§ **RECORDED DATA**
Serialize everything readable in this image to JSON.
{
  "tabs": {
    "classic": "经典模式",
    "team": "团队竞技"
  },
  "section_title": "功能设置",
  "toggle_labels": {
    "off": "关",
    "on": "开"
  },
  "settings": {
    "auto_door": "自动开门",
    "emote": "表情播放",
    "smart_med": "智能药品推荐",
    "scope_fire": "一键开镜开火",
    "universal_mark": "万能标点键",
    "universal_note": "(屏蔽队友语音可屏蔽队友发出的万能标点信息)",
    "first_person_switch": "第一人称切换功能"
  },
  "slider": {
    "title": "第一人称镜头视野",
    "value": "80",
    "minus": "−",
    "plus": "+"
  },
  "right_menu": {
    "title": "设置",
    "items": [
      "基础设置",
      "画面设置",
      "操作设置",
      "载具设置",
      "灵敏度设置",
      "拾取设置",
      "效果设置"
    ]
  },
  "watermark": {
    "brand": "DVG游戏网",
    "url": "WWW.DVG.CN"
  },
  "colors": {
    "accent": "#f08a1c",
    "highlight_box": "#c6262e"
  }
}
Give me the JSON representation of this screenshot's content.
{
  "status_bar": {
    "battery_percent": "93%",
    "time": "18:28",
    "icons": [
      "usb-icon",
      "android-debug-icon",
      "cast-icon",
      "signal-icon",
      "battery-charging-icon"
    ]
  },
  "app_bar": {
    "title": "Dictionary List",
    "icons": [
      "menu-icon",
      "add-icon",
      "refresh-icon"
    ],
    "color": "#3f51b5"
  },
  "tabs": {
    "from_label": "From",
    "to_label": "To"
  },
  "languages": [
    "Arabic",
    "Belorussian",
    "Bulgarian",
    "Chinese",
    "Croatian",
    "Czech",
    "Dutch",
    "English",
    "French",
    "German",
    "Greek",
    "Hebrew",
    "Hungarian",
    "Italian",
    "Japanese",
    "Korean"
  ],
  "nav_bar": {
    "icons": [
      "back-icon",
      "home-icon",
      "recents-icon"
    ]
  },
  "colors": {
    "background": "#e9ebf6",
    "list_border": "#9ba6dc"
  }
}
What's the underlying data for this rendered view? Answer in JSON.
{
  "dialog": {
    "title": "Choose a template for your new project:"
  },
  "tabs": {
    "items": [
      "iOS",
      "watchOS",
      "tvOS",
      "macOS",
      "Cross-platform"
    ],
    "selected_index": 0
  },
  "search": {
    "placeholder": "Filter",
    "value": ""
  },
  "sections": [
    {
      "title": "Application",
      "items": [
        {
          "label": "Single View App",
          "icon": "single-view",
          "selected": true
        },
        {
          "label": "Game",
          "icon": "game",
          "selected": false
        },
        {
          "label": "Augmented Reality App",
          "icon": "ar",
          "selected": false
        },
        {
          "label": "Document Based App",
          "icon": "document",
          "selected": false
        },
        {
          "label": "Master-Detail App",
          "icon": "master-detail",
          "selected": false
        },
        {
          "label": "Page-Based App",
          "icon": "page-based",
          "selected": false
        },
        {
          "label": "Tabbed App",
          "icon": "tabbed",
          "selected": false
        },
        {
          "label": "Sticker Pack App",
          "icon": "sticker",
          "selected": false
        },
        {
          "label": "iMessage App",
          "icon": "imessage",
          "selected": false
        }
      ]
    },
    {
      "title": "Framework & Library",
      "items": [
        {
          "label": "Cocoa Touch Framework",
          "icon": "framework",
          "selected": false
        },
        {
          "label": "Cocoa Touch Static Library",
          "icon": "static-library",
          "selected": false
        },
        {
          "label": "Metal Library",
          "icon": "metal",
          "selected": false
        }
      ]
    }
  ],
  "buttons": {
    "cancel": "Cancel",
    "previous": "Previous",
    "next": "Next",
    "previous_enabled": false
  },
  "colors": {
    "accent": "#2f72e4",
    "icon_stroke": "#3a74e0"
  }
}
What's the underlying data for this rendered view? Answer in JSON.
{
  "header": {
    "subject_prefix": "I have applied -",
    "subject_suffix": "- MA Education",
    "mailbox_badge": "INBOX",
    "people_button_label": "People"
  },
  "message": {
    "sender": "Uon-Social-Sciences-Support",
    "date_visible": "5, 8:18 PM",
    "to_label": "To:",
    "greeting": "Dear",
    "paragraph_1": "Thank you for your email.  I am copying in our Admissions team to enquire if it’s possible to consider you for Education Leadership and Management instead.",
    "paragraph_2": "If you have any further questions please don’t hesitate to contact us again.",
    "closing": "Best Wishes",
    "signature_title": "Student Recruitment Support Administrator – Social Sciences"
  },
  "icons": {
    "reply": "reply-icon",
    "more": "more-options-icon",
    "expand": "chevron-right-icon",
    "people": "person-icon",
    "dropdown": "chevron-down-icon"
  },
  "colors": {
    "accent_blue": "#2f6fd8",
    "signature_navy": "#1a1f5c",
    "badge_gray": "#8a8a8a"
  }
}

§ **WRITTEN PROBLEM**
Print the whole listing exactly as it is.

§ **FINISHED EXERCISE**
Serialize everything readable in this image to JSON.
{
  "tabs": {
    "classic": "经典模式",
    "team": "团队竞技"
  },
  "section_title": "功能设置",
  "toggle_labels": {
    "off": "关",
    "on": "开"
  },
  "settings": {
    "auto_door": "自动开门",
    "emote": "表情播放",
    "smart_med": "智能药品推荐",
    "scope_fire": "一键开镜开火",
    "universal_mark": "万能标点键",
    "universal_note": "(屏蔽队友语音可屏蔽队友发出的万能标点信息)",
    "first_person_switch": "第一人称切换功能"
  },
  "slider": {
    "title": "第一人称镜头视野",
    "value": "80",
    "minus": "−",
    "plus": "+"
  },
  "right_menu": {
    "title": "设置",
    "items": [
      "基础设置",
      "画面设置",
      "操作设置",
      "载具设置",
      "灵敏度设置",
      "拾取设置",
      "效果设置"
    ]
  },
  "watermark": {
    "brand": "DVG游戏网",
    "url": "WWW.DVG.CN"
  },
  "colors": {
    "accent": "#f08a1c",
    "highlight_box": "#c6262e"
  }
}
Give me the JSON representation of this screenshot's content.
{
  "status_bar": {
    "battery_percent": "93%",
    "time": "18:28",
    "icons": [
      "usb-icon",
      "android-debug-icon",
      "cast-icon",
      "signal-icon",
      "battery-charging-icon"
    ]
  },
  "app_bar": {
    "title": "Dictionary List",
    "icons": [
      "menu-icon",
      "add-icon",
      "refresh-icon"
    ],
    "color": "#3f51b5"
  },
  "tabs": {
    "from_label": "From",
    "to_label": "To"
  },
  "languages": [
    "Arabic",
    "Belorussian",
    "Bulgarian",
    "Chinese",
    "Croatian",
    "Czech",
    "Dutch",
    "English",
    "French",
    "German",
    "Greek",
    "Hebrew",
    "Hungarian",
    "Italian",
    "Japanese",
    "Korean"
  ],
  "nav_bar": {
    "icons": [
      "back-icon",
      "home-icon",
      "recents-icon"
    ]
  },
  "colors": {
    "background": "#e9ebf6",
    "list_border": "#9ba6dc"
  }
}
What's the underlying data for this rendered view? Answer in JSON.
{
  "dialog": {
    "title": "Choose a template for your new project:"
  },
  "tabs": {
    "items": [
      "iOS",
      "watchOS",
      "tvOS",
      "macOS",
      "Cross-platform"
    ],
    "selected_index": 0
  },
  "search": {
    "placeholder": "Filter",
    "value": ""
  },
  "sections": [
    {
      "title": "Application",
      "items": [
        {
          "label": "Single View App",
          "icon": "single-view",
          "selected": true
        },
        {
          "label": "Game",
          "icon": "game",
          "selected": false
        },
        {
          "label": "Augmented Reality App",
          "icon": "ar",
          "selected": false
        },
        {
          "label": "Document Based App",
          "icon": "document",
          "selected": false
        },
        {
          "label": "Master-Detail App",
          "icon": "master-detail",
          "selected": false
        },
        {
          "label": "Page-Based App",
          "icon": "page-based",
          "selected": false
        },
        {
          "label": "Tabbed App",
          "icon": "tabbed",
          "selected": false
        },
        {
          "label": "Sticker Pack App",
          "icon": "sticker",
          "selected": false
        },
        {
          "label": "iMessage App",
          "icon": "imessage",
          "selected": false
        }
      ]
    },
    {
      "title": "Framework & Library",
      "items": [
        {
          "label": "Cocoa Touch Framework",
          "icon": "framework",
          "selected": false
        },
        {
          "label": "Cocoa Touch Static Library",
          "icon": "static-library",
          "selected": false
        },
        {
          "label": "Metal Library",
          "icon": "metal",
          "selected": false
        }
      ]
    }
  ],
  "buttons": {
    "cancel": "Cancel",
    "previous": "Previous",
    "next": "Next",
    "previous_enabled": false
  },
  "colors": {
    "accent": "#2f72e4",
    "icon_stroke": "#3a74e0"
  }
}
What's the underlying data for this rendered view? Answer in JSON.
{
  "header": {
    "subject_prefix": "I have applied -",
    "subject_suffix": "- MA Education",
    "mailbox_badge": "INBOX",
    "people_button_label": "People"
  },
  "message": {
    "sender": "Uon-Social-Sciences-Support",
    "date_visible": "5, 8:18 PM",
    "to_label": "To:",
    "greeting": "Dear",
    "paragraph_1": "Thank you for your email.  I am copying in our Admissions team to enquire if it’s possible to consider you for Education Leadership and Management instead.",
    "paragraph_2": "If you have any further questions please don’t hesitate to contact us again.",
    "closing": "Best Wishes",
    "signature_title": "Student Recruitment Support Administrator – Social Sciences"
  },
  "icons": {
    "reply": "reply-icon",
    "more": "more-options-icon",
    "expand": "chevron-right-icon",
    "people": "person-icon",
    "dropdown": "chevron-down-icon"
  },
  "colors": {
    "accent_blue": "#2f6fd8",
    "signature_navy": "#1a1f5c",
    "badge_gray": "#8a8a8a"
  }
}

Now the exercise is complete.